[REQUIRED TASK] Locate all lines with the word "ylabel". Copy them.

[MATERIAL]
------------------------------------

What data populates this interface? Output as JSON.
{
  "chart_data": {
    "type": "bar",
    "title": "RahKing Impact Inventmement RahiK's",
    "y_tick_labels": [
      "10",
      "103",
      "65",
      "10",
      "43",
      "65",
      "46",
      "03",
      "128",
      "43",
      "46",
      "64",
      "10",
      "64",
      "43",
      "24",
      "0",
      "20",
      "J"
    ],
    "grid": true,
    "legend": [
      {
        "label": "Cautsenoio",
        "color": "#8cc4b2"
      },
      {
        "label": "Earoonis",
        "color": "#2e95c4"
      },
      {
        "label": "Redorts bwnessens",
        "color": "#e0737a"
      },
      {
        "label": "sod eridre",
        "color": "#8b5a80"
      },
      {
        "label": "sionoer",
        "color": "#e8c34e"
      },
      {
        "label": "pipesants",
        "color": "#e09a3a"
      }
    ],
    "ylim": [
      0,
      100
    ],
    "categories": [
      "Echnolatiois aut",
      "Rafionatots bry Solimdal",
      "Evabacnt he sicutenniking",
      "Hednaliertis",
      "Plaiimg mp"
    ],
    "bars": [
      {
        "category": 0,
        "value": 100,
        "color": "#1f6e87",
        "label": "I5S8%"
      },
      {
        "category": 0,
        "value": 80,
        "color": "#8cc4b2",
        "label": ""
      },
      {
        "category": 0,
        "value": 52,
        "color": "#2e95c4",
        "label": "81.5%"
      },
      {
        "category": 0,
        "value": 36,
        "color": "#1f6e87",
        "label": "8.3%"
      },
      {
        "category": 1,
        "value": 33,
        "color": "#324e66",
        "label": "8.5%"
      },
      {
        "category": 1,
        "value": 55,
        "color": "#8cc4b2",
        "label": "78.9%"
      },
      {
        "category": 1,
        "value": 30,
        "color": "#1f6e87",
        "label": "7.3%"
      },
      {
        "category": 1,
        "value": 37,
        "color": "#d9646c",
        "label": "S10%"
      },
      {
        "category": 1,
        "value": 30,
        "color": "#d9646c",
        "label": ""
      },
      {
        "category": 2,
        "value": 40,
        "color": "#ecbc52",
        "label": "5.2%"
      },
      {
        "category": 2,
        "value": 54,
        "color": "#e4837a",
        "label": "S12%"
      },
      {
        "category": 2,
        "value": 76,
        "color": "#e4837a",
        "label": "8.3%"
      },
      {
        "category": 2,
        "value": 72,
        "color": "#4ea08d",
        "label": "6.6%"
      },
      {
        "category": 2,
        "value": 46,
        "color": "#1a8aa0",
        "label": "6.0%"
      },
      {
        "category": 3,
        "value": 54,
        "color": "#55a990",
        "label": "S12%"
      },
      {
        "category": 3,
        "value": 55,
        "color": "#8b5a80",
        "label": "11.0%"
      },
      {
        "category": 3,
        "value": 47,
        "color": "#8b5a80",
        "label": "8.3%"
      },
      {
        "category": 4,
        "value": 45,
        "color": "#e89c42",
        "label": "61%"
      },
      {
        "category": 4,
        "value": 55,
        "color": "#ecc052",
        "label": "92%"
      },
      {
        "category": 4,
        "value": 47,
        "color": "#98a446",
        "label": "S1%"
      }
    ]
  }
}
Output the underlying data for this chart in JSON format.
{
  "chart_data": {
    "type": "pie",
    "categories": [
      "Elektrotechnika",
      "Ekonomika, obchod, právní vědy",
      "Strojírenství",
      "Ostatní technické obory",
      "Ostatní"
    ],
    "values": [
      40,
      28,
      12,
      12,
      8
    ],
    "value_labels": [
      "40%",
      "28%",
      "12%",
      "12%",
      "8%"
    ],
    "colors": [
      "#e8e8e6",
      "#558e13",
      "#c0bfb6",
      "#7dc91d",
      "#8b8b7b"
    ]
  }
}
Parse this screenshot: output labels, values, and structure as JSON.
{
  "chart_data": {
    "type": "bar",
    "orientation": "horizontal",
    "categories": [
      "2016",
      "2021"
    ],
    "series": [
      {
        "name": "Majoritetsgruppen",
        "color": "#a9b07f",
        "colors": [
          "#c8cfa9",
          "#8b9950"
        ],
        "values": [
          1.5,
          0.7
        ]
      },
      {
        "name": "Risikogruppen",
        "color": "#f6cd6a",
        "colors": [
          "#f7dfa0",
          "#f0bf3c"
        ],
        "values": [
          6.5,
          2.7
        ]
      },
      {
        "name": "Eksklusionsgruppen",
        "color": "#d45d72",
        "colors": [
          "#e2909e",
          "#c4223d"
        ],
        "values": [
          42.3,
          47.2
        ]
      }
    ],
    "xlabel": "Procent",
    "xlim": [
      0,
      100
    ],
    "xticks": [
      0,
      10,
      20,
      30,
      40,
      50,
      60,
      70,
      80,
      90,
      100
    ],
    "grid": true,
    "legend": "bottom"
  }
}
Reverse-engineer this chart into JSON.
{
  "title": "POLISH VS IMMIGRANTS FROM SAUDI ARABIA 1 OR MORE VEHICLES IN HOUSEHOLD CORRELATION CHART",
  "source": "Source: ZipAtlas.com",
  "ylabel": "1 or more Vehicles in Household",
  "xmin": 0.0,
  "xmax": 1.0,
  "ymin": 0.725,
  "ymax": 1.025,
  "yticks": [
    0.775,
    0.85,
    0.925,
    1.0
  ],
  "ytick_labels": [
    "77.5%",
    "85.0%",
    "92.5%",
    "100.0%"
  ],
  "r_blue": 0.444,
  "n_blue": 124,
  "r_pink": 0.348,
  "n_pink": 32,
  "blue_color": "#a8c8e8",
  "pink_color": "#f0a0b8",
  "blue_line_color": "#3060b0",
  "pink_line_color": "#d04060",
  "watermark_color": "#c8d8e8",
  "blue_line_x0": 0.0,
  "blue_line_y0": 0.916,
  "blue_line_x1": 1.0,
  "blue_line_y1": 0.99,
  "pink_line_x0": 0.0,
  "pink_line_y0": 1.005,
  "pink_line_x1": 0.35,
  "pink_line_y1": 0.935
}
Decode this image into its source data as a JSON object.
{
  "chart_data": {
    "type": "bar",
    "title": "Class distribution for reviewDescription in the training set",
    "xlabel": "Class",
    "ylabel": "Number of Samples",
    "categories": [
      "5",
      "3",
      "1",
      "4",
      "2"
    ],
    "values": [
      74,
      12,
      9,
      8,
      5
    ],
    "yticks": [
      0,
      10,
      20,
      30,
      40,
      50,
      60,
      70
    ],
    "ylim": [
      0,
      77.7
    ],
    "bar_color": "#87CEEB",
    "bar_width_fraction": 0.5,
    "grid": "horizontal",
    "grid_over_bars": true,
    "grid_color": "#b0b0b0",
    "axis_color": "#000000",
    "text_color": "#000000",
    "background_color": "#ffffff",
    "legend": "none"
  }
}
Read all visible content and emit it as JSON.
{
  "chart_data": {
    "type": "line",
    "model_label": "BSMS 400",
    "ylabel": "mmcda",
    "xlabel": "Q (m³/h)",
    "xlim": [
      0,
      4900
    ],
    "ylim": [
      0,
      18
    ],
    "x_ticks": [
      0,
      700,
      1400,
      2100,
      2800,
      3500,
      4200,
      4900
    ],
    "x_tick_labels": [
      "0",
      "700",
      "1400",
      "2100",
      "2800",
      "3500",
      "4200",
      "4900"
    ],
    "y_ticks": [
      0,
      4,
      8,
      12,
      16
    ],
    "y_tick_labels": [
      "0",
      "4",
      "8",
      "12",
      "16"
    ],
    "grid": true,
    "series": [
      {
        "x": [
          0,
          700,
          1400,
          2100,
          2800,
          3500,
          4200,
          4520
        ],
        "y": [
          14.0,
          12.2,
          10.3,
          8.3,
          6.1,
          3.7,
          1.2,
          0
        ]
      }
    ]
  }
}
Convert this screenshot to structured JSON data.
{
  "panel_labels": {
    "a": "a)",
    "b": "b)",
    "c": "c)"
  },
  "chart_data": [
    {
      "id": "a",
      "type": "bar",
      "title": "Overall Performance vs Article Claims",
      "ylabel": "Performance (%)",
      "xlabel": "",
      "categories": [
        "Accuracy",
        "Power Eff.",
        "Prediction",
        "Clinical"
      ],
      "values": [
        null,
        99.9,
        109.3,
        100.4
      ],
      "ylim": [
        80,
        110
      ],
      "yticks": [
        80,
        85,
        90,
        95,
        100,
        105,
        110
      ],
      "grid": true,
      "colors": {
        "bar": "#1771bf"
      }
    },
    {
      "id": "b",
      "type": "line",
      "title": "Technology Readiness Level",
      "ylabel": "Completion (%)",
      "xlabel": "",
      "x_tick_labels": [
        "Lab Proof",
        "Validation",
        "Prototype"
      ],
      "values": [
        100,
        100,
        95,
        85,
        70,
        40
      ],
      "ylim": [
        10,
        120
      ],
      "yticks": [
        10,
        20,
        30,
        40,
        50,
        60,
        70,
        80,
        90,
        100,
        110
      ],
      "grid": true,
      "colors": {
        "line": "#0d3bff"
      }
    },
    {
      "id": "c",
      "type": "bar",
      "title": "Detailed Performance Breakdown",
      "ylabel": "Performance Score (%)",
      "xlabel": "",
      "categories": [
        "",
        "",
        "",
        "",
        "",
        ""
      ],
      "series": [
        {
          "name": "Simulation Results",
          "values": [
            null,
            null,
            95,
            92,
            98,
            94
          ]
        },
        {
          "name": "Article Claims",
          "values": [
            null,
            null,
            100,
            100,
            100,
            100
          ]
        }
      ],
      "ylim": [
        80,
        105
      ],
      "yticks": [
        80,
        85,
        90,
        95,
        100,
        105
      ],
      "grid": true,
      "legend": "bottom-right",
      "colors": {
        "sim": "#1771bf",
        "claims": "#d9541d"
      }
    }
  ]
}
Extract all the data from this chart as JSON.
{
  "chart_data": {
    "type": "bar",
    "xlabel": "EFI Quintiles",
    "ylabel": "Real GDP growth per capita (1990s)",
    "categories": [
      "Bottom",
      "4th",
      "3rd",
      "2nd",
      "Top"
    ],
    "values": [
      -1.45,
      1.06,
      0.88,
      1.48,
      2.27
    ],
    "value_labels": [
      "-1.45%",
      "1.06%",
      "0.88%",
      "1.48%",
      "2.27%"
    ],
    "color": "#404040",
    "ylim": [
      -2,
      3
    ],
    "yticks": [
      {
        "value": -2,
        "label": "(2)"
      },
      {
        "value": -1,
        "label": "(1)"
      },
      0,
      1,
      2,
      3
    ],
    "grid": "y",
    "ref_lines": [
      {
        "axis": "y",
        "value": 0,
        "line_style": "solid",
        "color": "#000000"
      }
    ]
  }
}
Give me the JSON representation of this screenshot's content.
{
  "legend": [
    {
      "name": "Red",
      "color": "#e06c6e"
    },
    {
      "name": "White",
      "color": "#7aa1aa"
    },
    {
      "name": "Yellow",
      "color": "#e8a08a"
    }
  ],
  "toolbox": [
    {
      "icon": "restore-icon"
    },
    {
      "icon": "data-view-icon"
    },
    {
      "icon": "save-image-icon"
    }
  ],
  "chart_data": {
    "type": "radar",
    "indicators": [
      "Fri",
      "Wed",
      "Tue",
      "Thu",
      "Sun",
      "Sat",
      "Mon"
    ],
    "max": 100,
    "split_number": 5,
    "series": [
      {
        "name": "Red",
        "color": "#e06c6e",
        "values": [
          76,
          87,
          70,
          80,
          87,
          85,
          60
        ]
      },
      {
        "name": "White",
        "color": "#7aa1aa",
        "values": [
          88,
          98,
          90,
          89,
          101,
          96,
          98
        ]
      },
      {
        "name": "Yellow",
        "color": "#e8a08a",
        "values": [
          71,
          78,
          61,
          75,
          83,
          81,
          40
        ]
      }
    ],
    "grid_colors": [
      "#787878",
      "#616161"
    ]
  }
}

------------------------------------

[SOLUTION TO THIS PROBLEM]
  "ylabel": "1 or more Vehicles in Household",
    "ylabel": "Number of Samples",
    "ylabel": "mmcda",
      "ylabel": "Performance (%)",
      "ylabel": "Completion (%)",
      "ylabel": "Performance Score (%)",
    "ylabel": "Real GDP growth per capita (1990s)",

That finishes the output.